%%

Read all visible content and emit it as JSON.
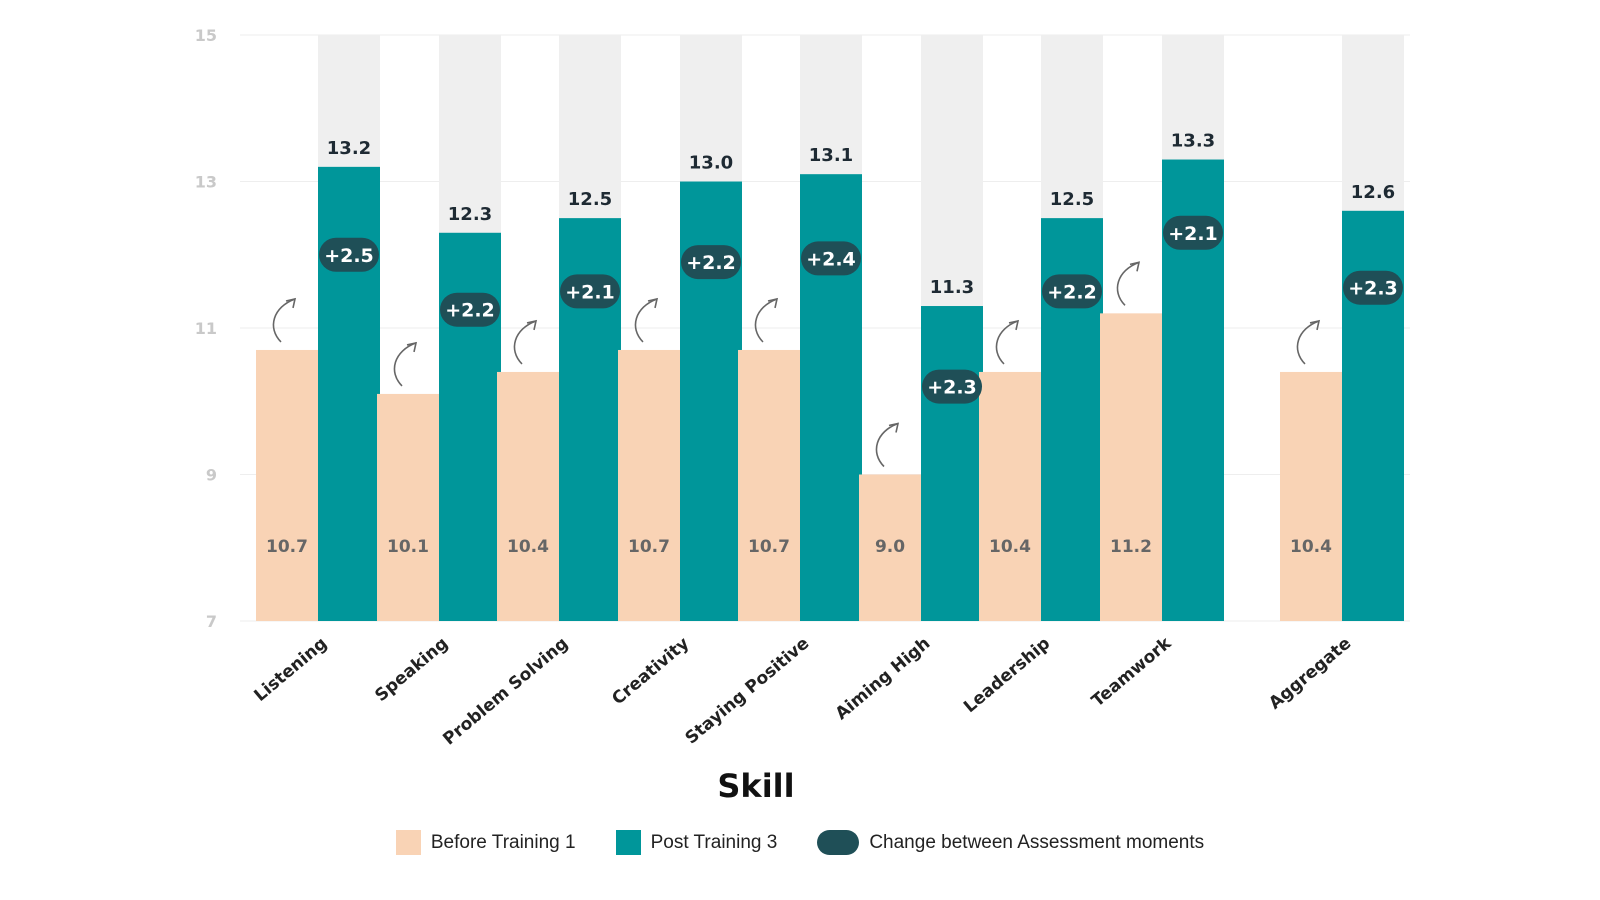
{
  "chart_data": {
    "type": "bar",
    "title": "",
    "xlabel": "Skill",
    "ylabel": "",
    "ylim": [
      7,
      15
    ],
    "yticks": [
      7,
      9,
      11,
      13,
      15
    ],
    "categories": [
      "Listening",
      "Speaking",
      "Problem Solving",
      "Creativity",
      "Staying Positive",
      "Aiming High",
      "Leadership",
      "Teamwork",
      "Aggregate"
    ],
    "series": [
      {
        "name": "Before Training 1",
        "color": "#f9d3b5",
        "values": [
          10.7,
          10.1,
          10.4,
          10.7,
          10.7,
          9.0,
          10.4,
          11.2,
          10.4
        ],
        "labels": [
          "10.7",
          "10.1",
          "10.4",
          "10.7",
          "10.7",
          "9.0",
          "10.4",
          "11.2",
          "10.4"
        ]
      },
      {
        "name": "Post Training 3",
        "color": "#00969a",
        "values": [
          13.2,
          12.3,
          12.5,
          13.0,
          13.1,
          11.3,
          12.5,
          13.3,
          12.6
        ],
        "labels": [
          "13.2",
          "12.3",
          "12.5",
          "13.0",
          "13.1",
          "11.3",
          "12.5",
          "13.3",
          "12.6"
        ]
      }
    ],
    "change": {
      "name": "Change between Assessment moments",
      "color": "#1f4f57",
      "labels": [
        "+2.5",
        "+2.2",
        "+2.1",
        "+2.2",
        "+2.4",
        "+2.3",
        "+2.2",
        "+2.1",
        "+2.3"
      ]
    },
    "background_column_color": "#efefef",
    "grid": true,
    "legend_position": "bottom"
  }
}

%%

» Required task
Repeat the material above verbatim, with no pictures in the output.

» Answer to the task
Read all visible content and emit it as JSON.
{
  "chart_data": {
    "type": "bar",
    "title": "",
    "xlabel": "Skill",
    "ylabel": "",
    "ylim": [
      7,
      15
    ],
    "yticks": [
      7,
      9,
      11,
      13,
      15
    ],
    "categories": [
      "Listening",
      "Speaking",
      "Problem Solving",
      "Creativity",
      "Staying Positive",
      "Aiming High",
      "Leadership",
      "Teamwork",
      "Aggregate"
    ],
    "series": [
      {
        "name": "Before Training 1",
        "color": "#f9d3b5",
        "values": [
          10.7,
          10.1,
          10.4,
          10.7,
          10.7,
          9.0,
          10.4,
          11.2,
          10.4
        ],
        "labels": [
          "10.7",
          "10.1",
          "10.4",
          "10.7",
          "10.7",
          "9.0",
          "10.4",
          "11.2",
          "10.4"
        ]
      },
      {
        "name": "Post Training 3",
        "color": "#00969a",
        "values": [
          13.2,
          12.3,
          12.5,
          13.0,
          13.1,
          11.3,
          12.5,
          13.3,
          12.6
        ],
        "labels": [
          "13.2",
          "12.3",
          "12.5",
          "13.0",
          "13.1",
          "11.3",
          "12.5",
          "13.3",
          "12.6"
        ]
      }
    ],
    "change": {
      "name": "Change between Assessment moments",
      "color": "#1f4f57",
      "labels": [
        "+2.5",
        "+2.2",
        "+2.1",
        "+2.2",
        "+2.4",
        "+2.3",
        "+2.2",
        "+2.1",
        "+2.3"
      ]
    },
    "background_column_color": "#efefef",
    "grid": true,
    "legend_position": "bottom"
  }
}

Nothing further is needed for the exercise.